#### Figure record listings
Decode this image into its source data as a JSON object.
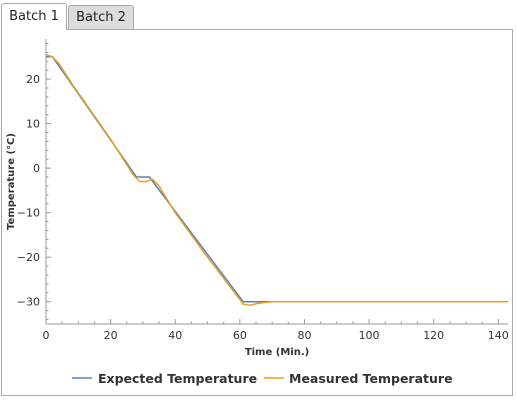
{
  "tabs": [
    {
      "label": "Batch 1",
      "active": true
    },
    {
      "label": "Batch 2",
      "active": false
    }
  ],
  "chart_data": {
    "type": "line",
    "title": "",
    "xlabel": "Time  (Min.)",
    "ylabel": "Temperature  (°C)",
    "xlim": [
      0,
      143
    ],
    "ylim": [
      -35,
      29
    ],
    "xticks": [
      0,
      20,
      40,
      60,
      80,
      100,
      120,
      140
    ],
    "yticks": [
      20,
      10,
      0,
      -10,
      -20,
      -30
    ],
    "legend_position": "bottom",
    "series": [
      {
        "name": "Expected Temperature",
        "color": "#5b7fbf",
        "x": [
          0,
          2,
          28,
          32,
          61,
          143
        ],
        "y": [
          25,
          25,
          -2,
          -2,
          -30,
          -30
        ]
      },
      {
        "name": "Measured Temperature",
        "color": "#e8a020",
        "x": [
          0,
          2,
          4,
          8,
          20,
          27,
          29,
          31,
          33,
          35,
          40,
          50,
          60,
          61,
          63,
          66,
          70,
          80,
          100,
          120,
          143
        ],
        "y": [
          25.5,
          25,
          23.5,
          19,
          6.5,
          -1.5,
          -3,
          -3,
          -2.5,
          -4,
          -10,
          -20,
          -29.5,
          -30.5,
          -30.8,
          -30.3,
          -30,
          -30,
          -30,
          -30,
          -30
        ]
      }
    ]
  }
}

#### WORK INSTRUCTIONS
Would you mind returning each entry above word for word, skipping the images?

#### RIGHT ANSWER
Decode this image into its source data as a JSON object.
{
  "tabs": [
    {
      "label": "Batch 1",
      "active": true
    },
    {
      "label": "Batch 2",
      "active": false
    }
  ],
  "chart_data": {
    "type": "line",
    "title": "",
    "xlabel": "Time  (Min.)",
    "ylabel": "Temperature  (°C)",
    "xlim": [
      0,
      143
    ],
    "ylim": [
      -35,
      29
    ],
    "xticks": [
      0,
      20,
      40,
      60,
      80,
      100,
      120,
      140
    ],
    "yticks": [
      20,
      10,
      0,
      -10,
      -20,
      -30
    ],
    "legend_position": "bottom",
    "series": [
      {
        "name": "Expected Temperature",
        "color": "#5b7fbf",
        "x": [
          0,
          2,
          28,
          32,
          61,
          143
        ],
        "y": [
          25,
          25,
          -2,
          -2,
          -30,
          -30
        ]
      },
      {
        "name": "Measured Temperature",
        "color": "#e8a020",
        "x": [
          0,
          2,
          4,
          8,
          20,
          27,
          29,
          31,
          33,
          35,
          40,
          50,
          60,
          61,
          63,
          66,
          70,
          80,
          100,
          120,
          143
        ],
        "y": [
          25.5,
          25,
          23.5,
          19,
          6.5,
          -1.5,
          -3,
          -3,
          -2.5,
          -4,
          -10,
          -20,
          -29.5,
          -30.5,
          -30.8,
          -30.3,
          -30,
          -30,
          -30,
          -30,
          -30
        ]
      }
    ]
  }
}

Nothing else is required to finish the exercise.